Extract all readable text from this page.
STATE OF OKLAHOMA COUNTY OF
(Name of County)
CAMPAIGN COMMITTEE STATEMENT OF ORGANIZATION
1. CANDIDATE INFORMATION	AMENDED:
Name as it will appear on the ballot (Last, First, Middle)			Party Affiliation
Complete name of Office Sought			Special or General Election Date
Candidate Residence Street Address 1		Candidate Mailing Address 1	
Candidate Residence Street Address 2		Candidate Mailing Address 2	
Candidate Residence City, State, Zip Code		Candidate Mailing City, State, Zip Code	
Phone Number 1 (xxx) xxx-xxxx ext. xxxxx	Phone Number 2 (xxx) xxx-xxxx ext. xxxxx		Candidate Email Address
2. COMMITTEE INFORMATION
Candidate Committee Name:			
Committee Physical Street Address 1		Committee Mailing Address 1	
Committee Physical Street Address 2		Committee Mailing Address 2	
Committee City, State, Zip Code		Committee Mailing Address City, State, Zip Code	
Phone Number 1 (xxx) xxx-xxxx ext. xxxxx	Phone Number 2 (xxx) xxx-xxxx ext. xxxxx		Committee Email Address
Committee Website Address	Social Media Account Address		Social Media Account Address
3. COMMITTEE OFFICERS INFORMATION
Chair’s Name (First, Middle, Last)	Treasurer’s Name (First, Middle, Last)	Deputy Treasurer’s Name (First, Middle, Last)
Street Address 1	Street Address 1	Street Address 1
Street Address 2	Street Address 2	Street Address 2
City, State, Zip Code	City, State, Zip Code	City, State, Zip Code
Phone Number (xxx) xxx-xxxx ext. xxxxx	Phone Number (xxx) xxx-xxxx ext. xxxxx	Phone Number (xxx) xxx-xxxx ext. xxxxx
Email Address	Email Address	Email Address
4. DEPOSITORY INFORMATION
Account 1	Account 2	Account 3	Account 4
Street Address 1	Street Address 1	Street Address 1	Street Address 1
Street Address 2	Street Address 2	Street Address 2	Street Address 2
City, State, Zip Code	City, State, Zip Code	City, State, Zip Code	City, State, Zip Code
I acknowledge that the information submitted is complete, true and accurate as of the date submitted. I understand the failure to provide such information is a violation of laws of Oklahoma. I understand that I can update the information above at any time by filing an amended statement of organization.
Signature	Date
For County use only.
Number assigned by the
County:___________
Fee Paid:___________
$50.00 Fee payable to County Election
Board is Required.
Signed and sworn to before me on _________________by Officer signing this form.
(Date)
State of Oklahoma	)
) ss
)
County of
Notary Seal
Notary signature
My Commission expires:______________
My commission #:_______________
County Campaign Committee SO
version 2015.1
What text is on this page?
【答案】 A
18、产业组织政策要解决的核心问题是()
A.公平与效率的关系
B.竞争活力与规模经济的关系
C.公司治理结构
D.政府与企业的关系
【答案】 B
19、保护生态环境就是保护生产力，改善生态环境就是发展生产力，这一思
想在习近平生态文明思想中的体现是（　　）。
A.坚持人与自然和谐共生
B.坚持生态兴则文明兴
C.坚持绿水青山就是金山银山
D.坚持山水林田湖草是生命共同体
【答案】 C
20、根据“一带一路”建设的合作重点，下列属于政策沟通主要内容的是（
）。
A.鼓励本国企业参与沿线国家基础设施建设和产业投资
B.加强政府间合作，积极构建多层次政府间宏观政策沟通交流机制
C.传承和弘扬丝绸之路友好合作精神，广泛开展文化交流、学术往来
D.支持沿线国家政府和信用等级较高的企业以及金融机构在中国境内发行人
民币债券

**Given problem**
Retype every record above exactly as it appears.

**Task answer**
Extract all readable text from this page.
STATE OF OKLAHOMA COUNTY OF
(Name of County)
CAMPAIGN COMMITTEE STATEMENT OF ORGANIZATION
1. CANDIDATE INFORMATION	AMENDED:
Name as it will appear on the ballot (Last, First, Middle)			Party Affiliation
Complete name of Office Sought			Special or General Election Date
Candidate Residence Street Address 1		Candidate Mailing Address 1	
Candidate Residence Street Address 2		Candidate Mailing Address 2	
Candidate Residence City, State, Zip Code		Candidate Mailing City, State, Zip Code	
Phone Number 1 (xxx) xxx-xxxx ext. xxxxx	Phone Number 2 (xxx) xxx-xxxx ext. xxxxx		Candidate Email Address
2. COMMITTEE INFORMATION
Candidate Committee Name:			
Committee Physical Street Address 1		Committee Mailing Address 1	
Committee Physical Street Address 2		Committee Mailing Address 2	
Committee City, State, Zip Code		Committee Mailing Address City, State, Zip Code	
Phone Number 1 (xxx) xxx-xxxx ext. xxxxx	Phone Number 2 (xxx) xxx-xxxx ext. xxxxx		Committee Email Address
Committee Website Address	Social Media Account Address		Social Media Account Address
3. COMMITTEE OFFICERS INFORMATION
Chair’s Name (First, Middle, Last)	Treasurer’s Name (First, Middle, Last)	Deputy Treasurer’s Name (First, Middle, Last)
Street Address 1	Street Address 1	Street Address 1
Street Address 2	Street Address 2	Street Address 2
City, State, Zip Code	City, State, Zip Code	City, State, Zip Code
Phone Number (xxx) xxx-xxxx ext. xxxxx	Phone Number (xxx) xxx-xxxx ext. xxxxx	Phone Number (xxx) xxx-xxxx ext. xxxxx
Email Address	Email Address	Email Address
4. DEPOSITORY INFORMATION
Account 1	Account 2	Account 3	Account 4
Street Address 1	Street Address 1	Street Address 1	Street Address 1
Street Address 2	Street Address 2	Street Address 2	Street Address 2
City, State, Zip Code	City, State, Zip Code	City, State, Zip Code	City, State, Zip Code
I acknowledge that the information submitted is complete, true and accurate as of the date submitted. I understand the failure to provide such information is a violation of laws of Oklahoma. I understand that I can update the information above at any time by filing an amended statement of organization.
Signature	Date
For County use only.
Number assigned by the
County:___________
Fee Paid:___________
$50.00 Fee payable to County Election
Board is Required.
Signed and sworn to before me on _________________by Officer signing this form.
(Date)
State of Oklahoma	)
) ss
)
County of
Notary Seal
Notary signature
My Commission expires:______________
My commission #:_______________
County Campaign Committee SO
version 2015.1
What text is on this page?
【答案】 A
18、产业组织政策要解决的核心问题是()
A.公平与效率的关系
B.竞争活力与规模经济的关系
C.公司治理结构
D.政府与企业的关系
【答案】 B
19、保护生态环境就是保护生产力，改善生态环境就是发展生产力，这一思
想在习近平生态文明思想中的体现是（　　）。
A.坚持人与自然和谐共生
B.坚持生态兴则文明兴
C.坚持绿水青山就是金山银山
D.坚持山水林田湖草是生命共同体
【答案】 C
20、根据“一带一路”建设的合作重点，下列属于政策沟通主要内容的是（
）。
A.鼓励本国企业参与沿线国家基础设施建设和产业投资
B.加强政府间合作，积极构建多层次政府间宏观政策沟通交流机制
C.传承和弘扬丝绸之路友好合作精神，广泛开展文化交流、学术往来
D.支持沿线国家政府和信用等级较高的企业以及金融机构在中国境内发行人
民币债券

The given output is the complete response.